- _Data records_:
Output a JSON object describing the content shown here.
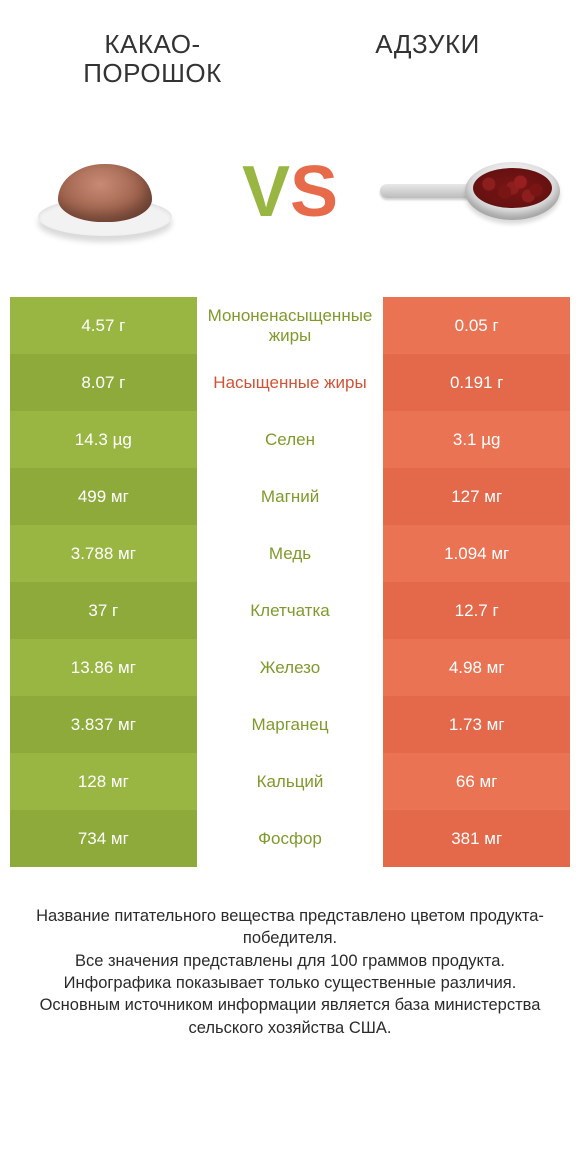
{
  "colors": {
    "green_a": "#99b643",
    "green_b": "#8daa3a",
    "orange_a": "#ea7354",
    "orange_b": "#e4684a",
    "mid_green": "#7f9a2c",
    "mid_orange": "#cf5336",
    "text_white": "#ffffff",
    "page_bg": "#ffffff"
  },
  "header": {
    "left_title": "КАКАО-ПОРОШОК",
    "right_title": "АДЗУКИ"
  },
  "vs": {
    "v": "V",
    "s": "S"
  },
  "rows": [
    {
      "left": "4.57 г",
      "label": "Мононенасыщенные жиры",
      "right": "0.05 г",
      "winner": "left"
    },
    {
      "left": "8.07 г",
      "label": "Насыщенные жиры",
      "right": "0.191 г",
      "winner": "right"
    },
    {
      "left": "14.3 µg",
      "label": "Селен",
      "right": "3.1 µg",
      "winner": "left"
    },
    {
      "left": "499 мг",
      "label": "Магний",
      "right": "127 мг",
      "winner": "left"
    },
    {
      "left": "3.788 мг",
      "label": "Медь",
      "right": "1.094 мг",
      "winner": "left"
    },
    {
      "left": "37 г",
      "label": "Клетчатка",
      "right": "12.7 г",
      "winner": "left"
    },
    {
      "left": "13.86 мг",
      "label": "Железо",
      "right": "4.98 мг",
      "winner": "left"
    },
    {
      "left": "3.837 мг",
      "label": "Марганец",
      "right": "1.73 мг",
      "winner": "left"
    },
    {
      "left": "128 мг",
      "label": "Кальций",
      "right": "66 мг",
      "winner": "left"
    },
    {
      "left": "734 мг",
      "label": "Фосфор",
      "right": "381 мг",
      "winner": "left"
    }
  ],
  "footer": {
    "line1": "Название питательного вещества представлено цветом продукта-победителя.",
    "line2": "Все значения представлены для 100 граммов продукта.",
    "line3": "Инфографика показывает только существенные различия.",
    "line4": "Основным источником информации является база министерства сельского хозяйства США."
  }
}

- _WORK TO BE COMPLETED_:
Pick out each line that holds the string "продукта".

- _CORRECT ANSWER_:
    "line1": "Название питательного вещества представлено цветом продукта-победителя.",
    "line2": "Все значения представлены для 100 граммов продукта.",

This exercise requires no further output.